Exercise tasks
a. Decide whether each statement below agrees with the Armadillo sparse matrix question: (i) Method_Two works with sparse matrices. (ii) The code is compiled with Visual Studio 2019. (iii) TT is set to 50. Answer yes or no for each, quoting the deciding words of the text.
b. Return the part of the records that opens with their first line and closes with the line containing "feature-map-right-eye <box>149 660", both ends included, copying each line without change.

Page text
══════════════════════════════
Armadillo SpMat<int> extremely slow compared to Mat<int> - c++

I am trying to utilize sparse matrices in Armadillo, and am noticing a significant difference in access times with SpMat<int> compared to equivalent code using Mat<int>.
Description:
Below are two methods, which are identical in every respect except that Method_One uses regular matrices and Method_Two uses sparse matrices.
Both methods take following arguments:
WS, DS: Pointers to a NN dimensional array
WW: 13 K [max(WS)]
DD: 1.7 K [max(DS)]
NN: 2.3 M
TT: 50
I am using Visual Studio 2017 for compiling the code into a .mexw64 executable which can be called from Matlab.
Code:
void Method_One(int WW, int DD, int TT, int NN, double* WS, double* DS)
{
Mat<int> WP(WW, TT, fill::zeros); // (13000 x 50) matrix
Mat<int> DP(DD, TT, fill::zeros); // (1700 x 50) matrix
Col<int> ZZ(NN, fill::zeros); // 2,300,000 column vector
for (int n = 0; n < NN; n++)
{
int w_n = (int) WS[n] - 1;
int d_n = (int) DS[n] - 1;
int t_n = rand() % TT;
WP(w_n, t_n)++;
DP(d_n, t_n)++;
ZZ(n) = t_n + 1;
}
return;
}
void Method_Two(int WW, int DD, int TT, int NN, double* WS, double* DS)
{
SpMat<int> WP(WW, TT); // (13000 x 50) matrix
SpMat<int> DP(DD, TT); // (1700 x 50) matrix
Col<int> ZZ(NN, fill::zeros); // 2,300,000 column vector
for (int n = 0; n < NN; n++)
══════════════════════════════
Records

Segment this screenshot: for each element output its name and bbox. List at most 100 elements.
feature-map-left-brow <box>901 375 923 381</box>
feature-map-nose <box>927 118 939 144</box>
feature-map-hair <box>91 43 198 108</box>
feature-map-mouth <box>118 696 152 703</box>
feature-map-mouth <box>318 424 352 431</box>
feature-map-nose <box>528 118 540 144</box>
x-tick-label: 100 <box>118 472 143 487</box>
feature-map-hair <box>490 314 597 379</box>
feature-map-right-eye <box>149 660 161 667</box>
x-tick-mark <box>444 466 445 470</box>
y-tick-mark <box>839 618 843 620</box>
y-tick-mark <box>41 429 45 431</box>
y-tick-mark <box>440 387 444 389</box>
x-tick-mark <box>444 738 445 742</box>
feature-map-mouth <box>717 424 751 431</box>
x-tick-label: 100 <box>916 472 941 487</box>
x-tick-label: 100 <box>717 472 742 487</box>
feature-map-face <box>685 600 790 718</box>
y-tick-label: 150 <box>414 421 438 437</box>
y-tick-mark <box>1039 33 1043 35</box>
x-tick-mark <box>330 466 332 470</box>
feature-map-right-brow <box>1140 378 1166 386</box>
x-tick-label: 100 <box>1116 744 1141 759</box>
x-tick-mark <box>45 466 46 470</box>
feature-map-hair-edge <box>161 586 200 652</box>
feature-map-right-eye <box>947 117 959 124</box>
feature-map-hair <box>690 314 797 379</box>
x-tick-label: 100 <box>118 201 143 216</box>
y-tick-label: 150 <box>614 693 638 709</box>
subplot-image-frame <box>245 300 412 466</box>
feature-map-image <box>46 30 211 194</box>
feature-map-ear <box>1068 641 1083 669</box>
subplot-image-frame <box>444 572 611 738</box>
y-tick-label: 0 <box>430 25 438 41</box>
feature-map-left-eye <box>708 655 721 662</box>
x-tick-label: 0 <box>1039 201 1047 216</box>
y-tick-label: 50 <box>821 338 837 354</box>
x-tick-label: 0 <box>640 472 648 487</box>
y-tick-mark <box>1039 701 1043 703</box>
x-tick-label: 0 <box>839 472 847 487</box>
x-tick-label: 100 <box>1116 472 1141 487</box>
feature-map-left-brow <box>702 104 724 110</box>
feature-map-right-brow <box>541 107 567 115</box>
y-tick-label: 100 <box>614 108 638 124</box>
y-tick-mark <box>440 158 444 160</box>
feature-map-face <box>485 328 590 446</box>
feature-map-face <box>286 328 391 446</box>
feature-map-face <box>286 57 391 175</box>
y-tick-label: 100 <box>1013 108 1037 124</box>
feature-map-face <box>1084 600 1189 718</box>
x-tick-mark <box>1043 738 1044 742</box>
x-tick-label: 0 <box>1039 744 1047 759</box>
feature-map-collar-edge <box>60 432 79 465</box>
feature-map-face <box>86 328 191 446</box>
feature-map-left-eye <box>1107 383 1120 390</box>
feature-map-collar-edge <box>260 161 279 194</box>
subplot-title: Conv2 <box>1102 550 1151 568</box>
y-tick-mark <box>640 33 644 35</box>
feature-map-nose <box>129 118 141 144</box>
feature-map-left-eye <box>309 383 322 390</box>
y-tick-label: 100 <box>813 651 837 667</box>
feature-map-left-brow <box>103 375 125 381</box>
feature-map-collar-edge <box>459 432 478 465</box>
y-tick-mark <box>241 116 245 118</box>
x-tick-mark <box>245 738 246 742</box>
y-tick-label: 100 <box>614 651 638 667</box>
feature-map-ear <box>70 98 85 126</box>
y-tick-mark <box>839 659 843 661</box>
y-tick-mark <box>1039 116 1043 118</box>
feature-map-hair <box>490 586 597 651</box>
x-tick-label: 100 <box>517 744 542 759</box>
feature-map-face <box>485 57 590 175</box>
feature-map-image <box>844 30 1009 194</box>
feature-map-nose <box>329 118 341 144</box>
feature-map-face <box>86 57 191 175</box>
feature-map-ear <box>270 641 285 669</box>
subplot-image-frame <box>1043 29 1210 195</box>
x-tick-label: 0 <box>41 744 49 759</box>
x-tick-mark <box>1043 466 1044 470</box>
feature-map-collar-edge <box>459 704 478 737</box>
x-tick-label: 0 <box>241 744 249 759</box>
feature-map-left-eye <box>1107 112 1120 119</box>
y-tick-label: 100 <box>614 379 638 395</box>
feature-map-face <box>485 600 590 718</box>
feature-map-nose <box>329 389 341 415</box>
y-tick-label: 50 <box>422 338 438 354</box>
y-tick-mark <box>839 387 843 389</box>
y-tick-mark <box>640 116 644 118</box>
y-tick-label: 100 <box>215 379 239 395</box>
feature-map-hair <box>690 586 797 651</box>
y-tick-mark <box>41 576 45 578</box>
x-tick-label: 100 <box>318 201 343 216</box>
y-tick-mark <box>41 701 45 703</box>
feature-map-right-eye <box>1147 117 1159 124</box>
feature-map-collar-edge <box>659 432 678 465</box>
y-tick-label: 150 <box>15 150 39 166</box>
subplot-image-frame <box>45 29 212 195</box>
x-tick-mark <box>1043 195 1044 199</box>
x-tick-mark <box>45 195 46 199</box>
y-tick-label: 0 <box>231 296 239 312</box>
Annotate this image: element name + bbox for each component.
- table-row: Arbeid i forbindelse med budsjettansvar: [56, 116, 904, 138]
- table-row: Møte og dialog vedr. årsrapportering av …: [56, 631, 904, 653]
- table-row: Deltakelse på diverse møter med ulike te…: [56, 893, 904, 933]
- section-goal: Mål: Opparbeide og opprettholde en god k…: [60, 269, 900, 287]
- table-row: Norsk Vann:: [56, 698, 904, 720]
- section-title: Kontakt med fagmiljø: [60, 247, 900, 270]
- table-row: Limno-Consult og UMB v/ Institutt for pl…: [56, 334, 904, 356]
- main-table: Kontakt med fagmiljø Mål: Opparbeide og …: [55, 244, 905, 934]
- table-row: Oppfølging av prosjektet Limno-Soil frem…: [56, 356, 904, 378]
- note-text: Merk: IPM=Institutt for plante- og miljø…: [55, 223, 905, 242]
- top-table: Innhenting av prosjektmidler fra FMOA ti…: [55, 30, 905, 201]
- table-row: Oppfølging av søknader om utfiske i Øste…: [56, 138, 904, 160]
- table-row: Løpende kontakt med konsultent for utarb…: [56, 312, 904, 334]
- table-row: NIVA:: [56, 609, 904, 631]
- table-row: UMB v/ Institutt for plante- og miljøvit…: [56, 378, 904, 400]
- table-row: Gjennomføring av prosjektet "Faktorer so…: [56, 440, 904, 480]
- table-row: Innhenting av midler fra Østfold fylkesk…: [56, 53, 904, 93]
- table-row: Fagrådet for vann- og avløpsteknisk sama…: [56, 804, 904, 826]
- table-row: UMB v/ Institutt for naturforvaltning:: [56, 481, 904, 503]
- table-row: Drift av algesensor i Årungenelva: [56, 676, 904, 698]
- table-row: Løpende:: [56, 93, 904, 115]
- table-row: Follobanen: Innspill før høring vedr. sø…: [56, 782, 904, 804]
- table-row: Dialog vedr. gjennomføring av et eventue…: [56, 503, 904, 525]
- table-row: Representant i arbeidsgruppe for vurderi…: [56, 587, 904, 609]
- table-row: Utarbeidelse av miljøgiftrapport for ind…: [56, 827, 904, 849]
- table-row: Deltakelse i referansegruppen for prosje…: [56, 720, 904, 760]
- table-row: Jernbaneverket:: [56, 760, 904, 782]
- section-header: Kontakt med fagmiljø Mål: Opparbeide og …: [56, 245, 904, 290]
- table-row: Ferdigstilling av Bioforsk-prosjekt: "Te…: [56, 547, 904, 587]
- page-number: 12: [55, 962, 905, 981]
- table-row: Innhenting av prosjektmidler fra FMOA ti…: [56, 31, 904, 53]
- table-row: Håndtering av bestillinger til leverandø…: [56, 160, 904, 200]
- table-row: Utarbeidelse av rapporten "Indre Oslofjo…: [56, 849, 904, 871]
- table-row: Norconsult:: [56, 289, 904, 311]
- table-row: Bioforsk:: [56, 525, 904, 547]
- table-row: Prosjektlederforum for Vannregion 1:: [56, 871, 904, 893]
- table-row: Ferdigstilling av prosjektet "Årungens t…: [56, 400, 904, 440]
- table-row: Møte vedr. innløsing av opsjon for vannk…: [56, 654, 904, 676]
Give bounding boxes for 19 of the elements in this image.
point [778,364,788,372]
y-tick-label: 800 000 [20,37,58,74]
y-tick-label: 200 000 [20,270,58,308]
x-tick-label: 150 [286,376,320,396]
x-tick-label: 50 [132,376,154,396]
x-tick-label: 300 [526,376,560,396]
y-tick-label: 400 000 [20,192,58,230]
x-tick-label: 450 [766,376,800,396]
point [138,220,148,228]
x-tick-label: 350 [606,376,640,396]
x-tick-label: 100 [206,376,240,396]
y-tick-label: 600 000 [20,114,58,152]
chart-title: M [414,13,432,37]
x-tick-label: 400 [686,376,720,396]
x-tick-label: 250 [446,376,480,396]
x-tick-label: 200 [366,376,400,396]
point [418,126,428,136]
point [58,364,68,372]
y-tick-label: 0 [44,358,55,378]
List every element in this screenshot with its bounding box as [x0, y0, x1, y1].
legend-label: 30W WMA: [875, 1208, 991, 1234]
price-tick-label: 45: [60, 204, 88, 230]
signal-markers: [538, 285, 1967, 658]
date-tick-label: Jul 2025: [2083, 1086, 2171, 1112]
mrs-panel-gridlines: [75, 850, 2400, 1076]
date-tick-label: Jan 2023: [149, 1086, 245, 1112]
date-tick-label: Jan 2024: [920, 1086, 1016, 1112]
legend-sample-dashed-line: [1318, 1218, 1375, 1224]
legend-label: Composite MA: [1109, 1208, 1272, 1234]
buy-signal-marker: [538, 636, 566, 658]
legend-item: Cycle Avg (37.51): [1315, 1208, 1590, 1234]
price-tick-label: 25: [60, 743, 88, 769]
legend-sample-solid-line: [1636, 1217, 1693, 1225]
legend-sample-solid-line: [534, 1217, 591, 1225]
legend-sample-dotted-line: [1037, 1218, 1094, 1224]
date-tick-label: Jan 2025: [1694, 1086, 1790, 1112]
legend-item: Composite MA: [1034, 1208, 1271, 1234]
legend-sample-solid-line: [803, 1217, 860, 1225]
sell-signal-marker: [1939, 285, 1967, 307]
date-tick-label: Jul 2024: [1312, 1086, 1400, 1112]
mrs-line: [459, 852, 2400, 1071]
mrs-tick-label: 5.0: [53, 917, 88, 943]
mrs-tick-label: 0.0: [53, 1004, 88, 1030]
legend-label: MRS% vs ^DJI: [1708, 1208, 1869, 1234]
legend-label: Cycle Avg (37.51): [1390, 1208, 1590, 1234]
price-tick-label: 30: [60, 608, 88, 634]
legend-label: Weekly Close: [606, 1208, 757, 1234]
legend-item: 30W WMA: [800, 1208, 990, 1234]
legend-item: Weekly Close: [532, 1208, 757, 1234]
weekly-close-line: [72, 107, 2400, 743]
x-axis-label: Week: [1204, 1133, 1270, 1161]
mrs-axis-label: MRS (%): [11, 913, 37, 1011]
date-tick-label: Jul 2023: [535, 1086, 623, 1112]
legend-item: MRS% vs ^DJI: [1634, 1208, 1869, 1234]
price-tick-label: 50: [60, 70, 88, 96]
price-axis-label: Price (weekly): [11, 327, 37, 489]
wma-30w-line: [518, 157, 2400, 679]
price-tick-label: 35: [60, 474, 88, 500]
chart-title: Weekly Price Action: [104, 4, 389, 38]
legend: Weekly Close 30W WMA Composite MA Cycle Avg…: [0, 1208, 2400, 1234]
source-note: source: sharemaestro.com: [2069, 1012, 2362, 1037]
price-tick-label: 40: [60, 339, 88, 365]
══════════════════════════════
The results
a.
(i) Yes: "Method_Two uses sparse matrices"
(ii) No: "I am using Visual Studio 2017"
(iii) Yes: "TT: 50"

b.
Segment this screenshot: for each element output its name and bbox. List at most 100 elements.
feature-map-left-brow <box>901 375 923 381</box>
feature-map-nose <box>927 118 939 144</box>
feature-map-hair <box>91 43 198 108</box>
feature-map-mouth <box>118 696 152 703</box>
feature-map-mouth <box>318 424 352 431</box>
feature-map-nose <box>528 118 540 144</box>
x-tick-label: 100 <box>118 472 143 487</box>
feature-map-hair <box>490 314 597 379</box>
feature-map-right-eye <box>149 660 161 667</box>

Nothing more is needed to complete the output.